(Chart and figure data)
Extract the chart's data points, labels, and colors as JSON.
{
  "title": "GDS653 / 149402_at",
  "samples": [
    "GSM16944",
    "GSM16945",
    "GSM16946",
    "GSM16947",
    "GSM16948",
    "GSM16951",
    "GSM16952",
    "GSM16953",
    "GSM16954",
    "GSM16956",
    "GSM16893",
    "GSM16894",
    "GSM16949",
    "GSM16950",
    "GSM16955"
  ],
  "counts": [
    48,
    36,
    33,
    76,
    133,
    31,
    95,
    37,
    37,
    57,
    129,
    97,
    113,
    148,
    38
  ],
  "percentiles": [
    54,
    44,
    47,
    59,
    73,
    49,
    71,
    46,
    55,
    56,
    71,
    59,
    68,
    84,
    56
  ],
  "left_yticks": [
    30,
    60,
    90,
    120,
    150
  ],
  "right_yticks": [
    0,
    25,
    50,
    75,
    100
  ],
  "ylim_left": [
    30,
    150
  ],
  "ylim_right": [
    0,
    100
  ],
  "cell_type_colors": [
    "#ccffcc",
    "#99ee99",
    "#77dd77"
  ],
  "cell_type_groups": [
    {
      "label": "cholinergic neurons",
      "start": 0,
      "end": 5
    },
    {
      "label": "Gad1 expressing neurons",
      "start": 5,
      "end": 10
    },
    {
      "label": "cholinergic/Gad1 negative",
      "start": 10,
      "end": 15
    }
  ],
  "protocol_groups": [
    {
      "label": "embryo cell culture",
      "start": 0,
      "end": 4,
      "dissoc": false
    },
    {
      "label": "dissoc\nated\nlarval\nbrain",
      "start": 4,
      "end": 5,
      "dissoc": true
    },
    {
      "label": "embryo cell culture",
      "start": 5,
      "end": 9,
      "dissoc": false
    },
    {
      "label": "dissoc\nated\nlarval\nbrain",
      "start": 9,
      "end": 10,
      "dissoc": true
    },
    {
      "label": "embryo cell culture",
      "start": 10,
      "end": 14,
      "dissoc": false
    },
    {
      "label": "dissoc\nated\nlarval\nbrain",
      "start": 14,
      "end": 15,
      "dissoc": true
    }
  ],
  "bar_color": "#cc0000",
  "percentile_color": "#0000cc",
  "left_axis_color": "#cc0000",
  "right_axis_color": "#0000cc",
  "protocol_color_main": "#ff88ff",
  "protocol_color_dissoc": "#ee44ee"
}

Goal: Your task is to repeat every entry exactly.

Reply to the task:
Extract the chart's data points, labels, and colors as JSON.
{
  "title": "GDS653 / 149402_at",
  "samples": [
    "GSM16944",
    "GSM16945",
    "GSM16946",
    "GSM16947",
    "GSM16948",
    "GSM16951",
    "GSM16952",
    "GSM16953",
    "GSM16954",
    "GSM16956",
    "GSM16893",
    "GSM16894",
    "GSM16949",
    "GSM16950",
    "GSM16955"
  ],
  "counts": [
    48,
    36,
    33,
    76,
    133,
    31,
    95,
    37,
    37,
    57,
    129,
    97,
    113,
    148,
    38
  ],
  "percentiles": [
    54,
    44,
    47,
    59,
    73,
    49,
    71,
    46,
    55,
    56,
    71,
    59,
    68,
    84,
    56
  ],
  "left_yticks": [
    30,
    60,
    90,
    120,
    150
  ],
  "right_yticks": [
    0,
    25,
    50,
    75,
    100
  ],
  "ylim_left": [
    30,
    150
  ],
  "ylim_right": [
    0,
    100
  ],
  "cell_type_colors": [
    "#ccffcc",
    "#99ee99",
    "#77dd77"
  ],
  "cell_type_groups": [
    {
      "label": "cholinergic neurons",
      "start": 0,
      "end": 5
    },
    {
      "label": "Gad1 expressing neurons",
      "start": 5,
      "end": 10
    },
    {
      "label": "cholinergic/Gad1 negative",
      "start": 10,
      "end": 15
    }
  ],
  "protocol_groups": [
    {
      "label": "embryo cell culture",
      "start": 0,
      "end": 4,
      "dissoc": false
    },
    {
      "label": "dissoc\nated\nlarval\nbrain",
      "start": 4,
      "end": 5,
      "dissoc": true
    },
    {
      "label": "embryo cell culture",
      "start": 5,
      "end": 9,
      "dissoc": false
    },
    {
      "label": "dissoc\nated\nlarval\nbrain",
      "start": 9,
      "end": 10,
      "dissoc": true
    },
    {
      "label": "embryo cell culture",
      "start": 10,
      "end": 14,
      "dissoc": false
    },
    {
      "label": "dissoc\nated\nlarval\nbrain",
      "start": 14,
      "end": 15,
      "dissoc": true
    }
  ],
  "bar_color": "#cc0000",
  "percentile_color": "#0000cc",
  "left_axis_color": "#cc0000",
  "right_axis_color": "#0000cc",
  "protocol_color_main": "#ff88ff",
  "protocol_color_dissoc": "#ee44ee"
}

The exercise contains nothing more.